## PROBLEM TO SOLVE
For each line in the data below that holds "name", return a copy.

## Stored data

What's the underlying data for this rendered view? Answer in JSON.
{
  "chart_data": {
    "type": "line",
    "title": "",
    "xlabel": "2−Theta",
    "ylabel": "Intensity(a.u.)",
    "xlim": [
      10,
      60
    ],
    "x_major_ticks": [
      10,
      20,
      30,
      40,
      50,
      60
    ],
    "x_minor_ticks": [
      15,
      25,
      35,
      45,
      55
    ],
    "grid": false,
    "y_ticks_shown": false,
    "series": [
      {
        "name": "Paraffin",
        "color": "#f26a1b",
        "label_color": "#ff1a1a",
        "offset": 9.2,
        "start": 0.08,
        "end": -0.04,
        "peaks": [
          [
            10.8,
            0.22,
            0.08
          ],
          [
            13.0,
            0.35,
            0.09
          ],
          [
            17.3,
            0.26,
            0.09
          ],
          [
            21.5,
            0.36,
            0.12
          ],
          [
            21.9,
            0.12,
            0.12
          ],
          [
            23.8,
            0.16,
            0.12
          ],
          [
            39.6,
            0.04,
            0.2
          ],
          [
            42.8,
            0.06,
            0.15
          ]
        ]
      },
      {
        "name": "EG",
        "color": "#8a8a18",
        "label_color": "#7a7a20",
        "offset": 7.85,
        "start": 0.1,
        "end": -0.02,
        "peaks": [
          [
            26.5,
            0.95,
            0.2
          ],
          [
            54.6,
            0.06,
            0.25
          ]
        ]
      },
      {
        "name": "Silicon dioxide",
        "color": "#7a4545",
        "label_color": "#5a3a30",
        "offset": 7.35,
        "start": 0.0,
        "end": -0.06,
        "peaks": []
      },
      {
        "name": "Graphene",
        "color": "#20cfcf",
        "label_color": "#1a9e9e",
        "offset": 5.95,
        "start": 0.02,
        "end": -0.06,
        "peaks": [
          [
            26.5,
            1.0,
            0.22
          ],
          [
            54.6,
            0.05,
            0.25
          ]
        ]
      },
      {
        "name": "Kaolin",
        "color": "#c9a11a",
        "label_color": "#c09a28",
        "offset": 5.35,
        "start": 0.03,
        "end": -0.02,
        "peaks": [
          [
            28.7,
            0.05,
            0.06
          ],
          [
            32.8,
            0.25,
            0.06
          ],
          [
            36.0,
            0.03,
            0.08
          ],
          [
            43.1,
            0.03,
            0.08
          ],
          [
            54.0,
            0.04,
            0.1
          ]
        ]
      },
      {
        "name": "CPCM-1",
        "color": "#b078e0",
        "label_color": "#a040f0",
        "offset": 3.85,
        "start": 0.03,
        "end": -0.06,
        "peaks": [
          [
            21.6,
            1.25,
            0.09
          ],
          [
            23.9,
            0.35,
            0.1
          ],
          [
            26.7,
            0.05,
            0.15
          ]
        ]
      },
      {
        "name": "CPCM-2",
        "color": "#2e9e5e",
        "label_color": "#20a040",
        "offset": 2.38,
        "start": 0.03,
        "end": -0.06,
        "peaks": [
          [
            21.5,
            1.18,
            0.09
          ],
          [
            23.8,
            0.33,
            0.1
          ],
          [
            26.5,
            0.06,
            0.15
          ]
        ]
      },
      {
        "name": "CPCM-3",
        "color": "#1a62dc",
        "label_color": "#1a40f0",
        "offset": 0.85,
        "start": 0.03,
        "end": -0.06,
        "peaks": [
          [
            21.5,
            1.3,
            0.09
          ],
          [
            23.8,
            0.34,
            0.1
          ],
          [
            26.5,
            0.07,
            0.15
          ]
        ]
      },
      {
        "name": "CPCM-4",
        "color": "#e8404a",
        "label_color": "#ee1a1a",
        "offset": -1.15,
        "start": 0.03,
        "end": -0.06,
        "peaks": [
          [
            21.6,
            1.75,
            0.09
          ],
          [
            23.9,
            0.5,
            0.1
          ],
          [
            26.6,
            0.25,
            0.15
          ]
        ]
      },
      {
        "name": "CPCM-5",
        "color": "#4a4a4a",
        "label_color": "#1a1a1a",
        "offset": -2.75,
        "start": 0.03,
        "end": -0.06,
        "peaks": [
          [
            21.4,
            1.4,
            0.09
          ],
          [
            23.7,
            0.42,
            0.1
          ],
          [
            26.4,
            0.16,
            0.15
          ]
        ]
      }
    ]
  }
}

## ANSWER BELOW
        "name": "Paraffin",
        "name": "EG",
        "name": "Silicon dioxide",
        "name": "Graphene",
        "name": "Kaolin",
        "name": "CPCM-1",
        "name": "CPCM-2",
        "name": "CPCM-3",
        "name": "CPCM-4",
        "name": "CPCM-5",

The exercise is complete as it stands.